Short task:
What is the number of lines in the data holding the word "обязательные"? Give that number by itself.

-- BEGIN Entries supplied --

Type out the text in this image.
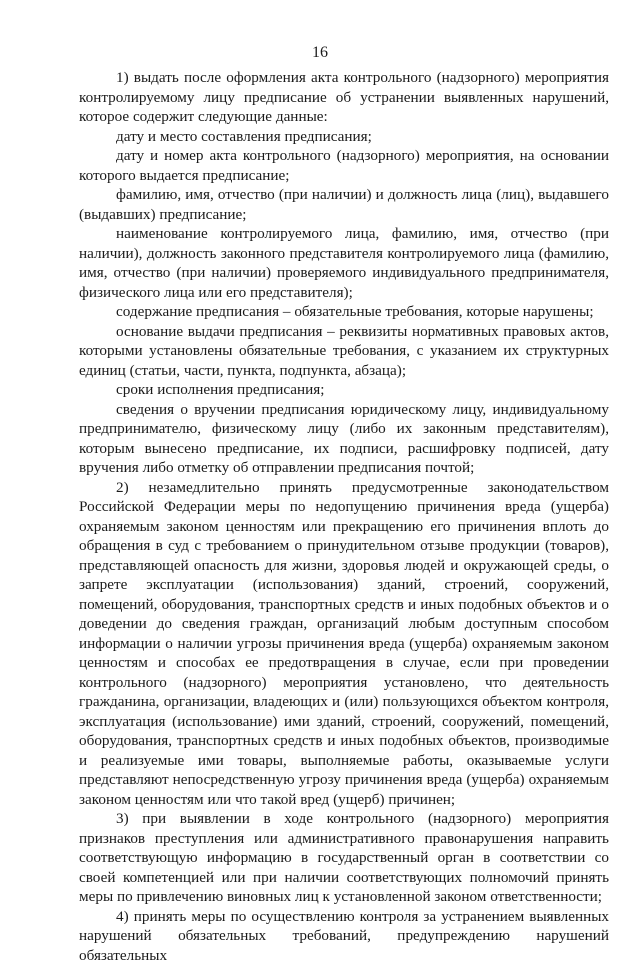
16

1) выдать после оформления акта контрольного (надзорного) мероприятия контролируемому лицу предписание об устранении выявленных нарушений, которое содержит следующие данные:

дату и место составления предписания;

дату и номер акта контрольного (надзорного) мероприятия, на основании которого выдается предписание;

фамилию, имя, отчество (при наличии) и должность лица (лиц), выдавшего (выдавших) предписание;

наименование контролируемого лица, фамилию, имя, отчество (при наличии), должность законного представителя контролируемого лица (фамилию, имя, отчество (при наличии) проверяемого индивидуального предпринимателя, физического лица или его представителя);

содержание предписания – обязательные требования, которые нарушены;

основание выдачи предписания – реквизиты нормативных правовых актов, которыми установлены обязательные требования, с указанием их структурных единиц (статьи, части, пункта, подпункта, абзаца);

сроки исполнения предписания;

сведения о вручении предписания юридическому лицу, индивидуальному предпринимателю, физическому лицу (либо их законным представителям), которым вынесено предписание, их подписи, расшифровку подписей, дату вручения либо отметку об отправлении предписания почтой;

2) незамедлительно принять предусмотренные законодательством Российской Федерации меры по недопущению причинения вреда (ущерба) охраняемым законом ценностям или прекращению его причинения вплоть до обращения в суд с требованием о принудительном отзыве продукции (товаров), представляющей опасность для жизни, здоровья людей и окружающей среды, о запрете эксплуатации (использования) зданий, строений, сооружений, помещений, оборудования, транспортных средств и иных подобных объектов и о доведении до сведения граждан, организаций любым доступным способом информации о наличии угрозы причинения вреда (ущерба) охраняемым законом ценностям и способах ее предотвращения в случае, если при проведении контрольного (надзорного) мероприятия установлено, что деятельность гражданина, организации, владеющих и (или) пользующихся объектом контроля, эксплуатация (использование) ими зданий, строений, сооружений, помещений, оборудования, транспортных средств и иных подобных объектов, производимые и реализуемые ими товары, выполняемые работы, оказываемые услуги представляют непосредственную угрозу причинения вреда (ущерба) охраняемым законом ценностям или что такой вред (ущерб) причинен;

3) при выявлении в ходе контрольного (надзорного) мероприятия признаков преступления или административного правонарушения направить соответствующую информацию в государственный орган в соответствии со своей компетенцией или при наличии соответствующих полномочий принять меры по привлечению виновных лиц к установленной законом ответственности;

4) принять меры по осуществлению контроля за устранением выявленных нарушений обязательных требований, предупреждению нарушений обязательных
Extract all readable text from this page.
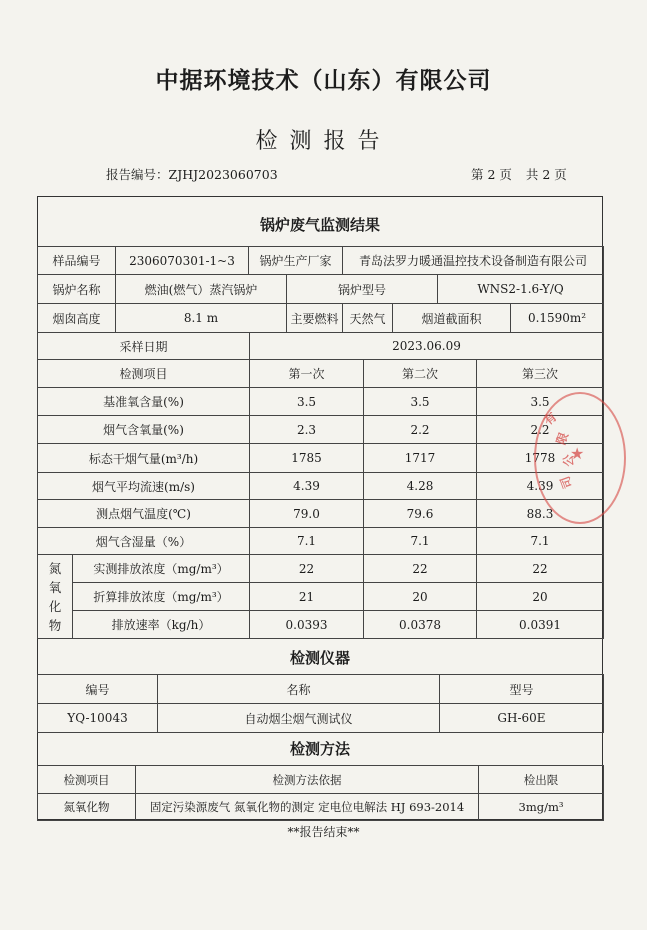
中据环境技术（山东）有限公司
检测报告
报告编号：ZJHJ2023060703	第 2 页 共 2 页
锅炉废气监测结果
样品编号	2306070301-1~3	锅炉生产厂家		青岛法罗力暖通温控技术设备制造有限公司			
锅炉名称	燃油(燃气）蒸汽锅炉		锅炉型号			WNS2-1.6-Y/Q	
烟囱高度	8.1 m		主要燃料	天然气	烟道截面积		0.1590m²
采样日期		2023.06.09		
检测项目		第一次	第二次	第三次
基准氧含量(%)		3.5	3.5	3.5
烟气含氧量(%)		2.3	2.2	2.2
标态干烟气量(m³/h)		1785	1717	1778
烟气平均流速(m/s)		4.39	4.28	4.39
测点烟气温度(℃)		79.0	79.6	88.3
烟气含湿量（%）		7.1	7.1	7.1
氮氧化物	实测排放浓度（mg/m³）	22	22	22
	折算排放浓度（mg/m³）	21	20	20
	排放速率（kg/h）	0.0393	0.0378	0.0391
检测仪器
编号	名称	型号
YQ-10043	自动烟尘烟气测试仪	GH-60E
检测方法
检测项目	检测方法依据	检出限
氮氧化物	固定污染源废气 氮氧化物的测定 定电位电解法 HJ 693-2014	3mg/m³
**报告结束**
有
限
公
司
★
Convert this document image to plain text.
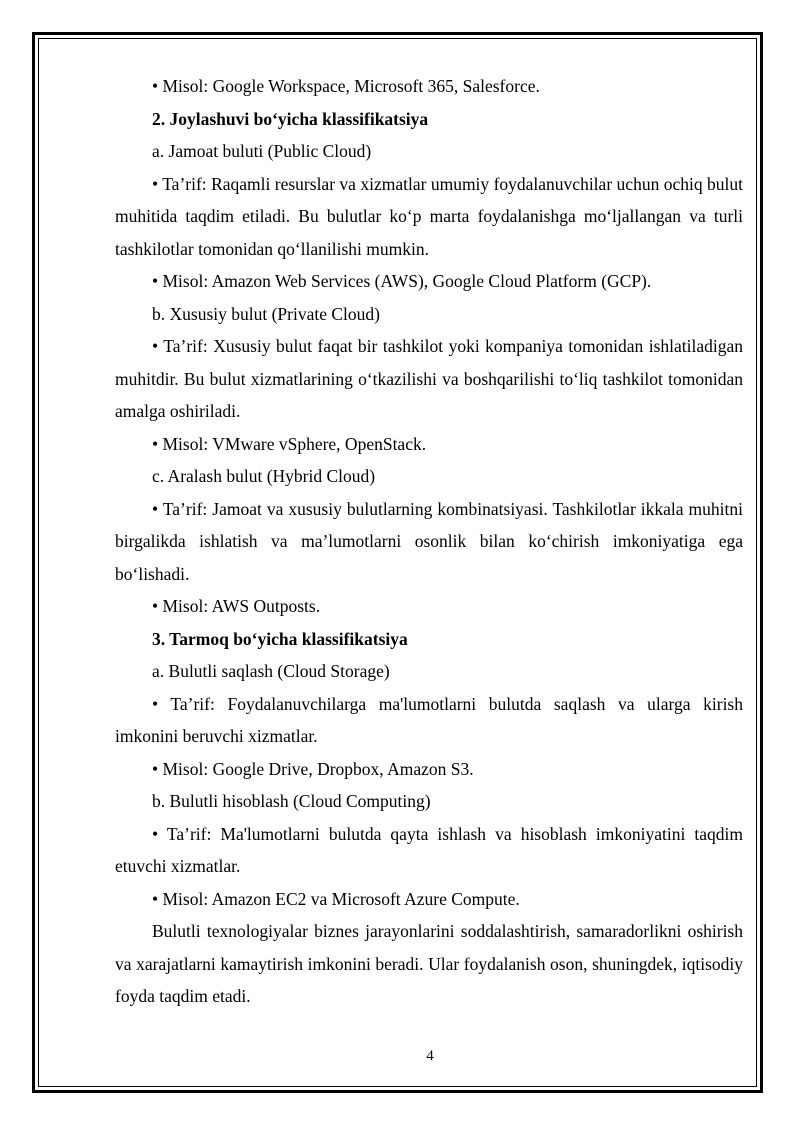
• Misol: Google Workspace, Microsoft 365, Salesforce.

2. Joylashuvi bo‘yicha klassifikatsiya

a. Jamoat buluti (Public Cloud)

• Ta’rif: Raqamli resurslar va xizmatlar umumiy foydalanuvchilar uchun ochiq bulut muhitida taqdim etiladi. Bu bulutlar ko‘p marta foydalanishga mo‘ljallangan va turli tashkilotlar tomonidan qo‘llanilishi mumkin.

• Misol: Amazon Web Services (AWS), Google Cloud Platform (GCP).

b. Xususiy bulut (Private Cloud)

• Ta’rif: Xususiy bulut faqat bir tashkilot yoki kompaniya tomonidan ishlatiladigan muhitdir. Bu bulut xizmatlarining o‘tkazilishi va boshqarilishi to‘liq tashkilot tomonidan amalga oshiriladi.

• Misol: VMware vSphere, OpenStack.

c. Aralash bulut (Hybrid Cloud)

• Ta’rif: Jamoat va xususiy bulutlarning kombinatsiyasi. Tashkilotlar ikkala muhitni birgalikda ishlatish va ma’lumotlarni osonlik bilan ko‘chirish imkoniyatiga ega bo‘lishadi.

• Misol: AWS Outposts.

3. Tarmoq bo‘yicha klassifikatsiya

a. Bulutli saqlash (Cloud Storage)

• Ta’rif: Foydalanuvchilarga ma'lumotlarni bulutda saqlash va ularga kirish imkonini beruvchi xizmatlar.

• Misol: Google Drive, Dropbox, Amazon S3.

b. Bulutli hisoblash (Cloud Computing)

• Ta’rif: Ma'lumotlarni bulutda qayta ishlash va hisoblash imkoniyatini taqdim etuvchi xizmatlar.

• Misol: Amazon EC2 va Microsoft Azure Compute.

Bulutli texnologiyalar biznes jarayonlarini soddalashtirish, samaradorlikni oshirish va xarajatlarni kamaytirish imkonini beradi. Ular foydalanish oson, shuningdek, iqtisodiy foyda taqdim etadi.

4
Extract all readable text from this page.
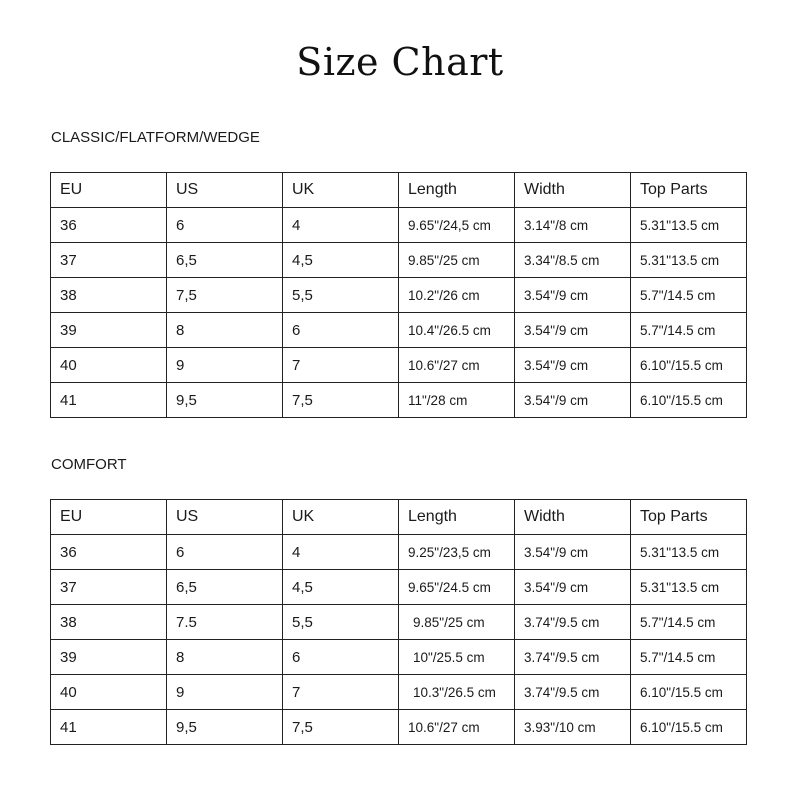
Size Chart
CLASSIC/FLATFORM/WEDGE
EU	US	UK	Length	Width	Top Parts
36	6	4	9.65"/24,5 cm	3.14"/8 cm	5.31"13.5 cm
37	6,5	4,5	9.85"/25 cm	3.34"/8.5 cm	5.31"13.5 cm
38	7,5	5,5	10.2"/26 cm	3.54"/9 cm	5.7"/14.5 cm
39	8	6	10.4"/26.5 cm	3.54"/9 cm	5.7"/14.5 cm
40	9	7	10.6"/27 cm	3.54"/9 cm	6.10"/15.5 cm
41	9,5	7,5	11"/28 cm	3.54"/9 cm	6.10"/15.5 cm
COMFORT
EU	US	UK	Length	Width	Top Parts
36	6	4	9.25"/23,5 cm	3.54"/9 cm	5.31"13.5 cm
37	6,5	4,5	9.65"/24.5 cm	3.54"/9 cm	5.31"13.5 cm
38	7.5	5,5	9.85"/25 cm	3.74"/9.5 cm	5.7"/14.5 cm
39	8	6	10"/25.5 cm	3.74"/9.5 cm	5.7"/14.5 cm
40	9	7	10.3"/26.5 cm	3.74"/9.5 cm	6.10"/15.5 cm
41	9,5	7,5	10.6"/27 cm	3.93"/10 cm	6.10"/15.5 cm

-- END Entries supplied --

Task solution:
2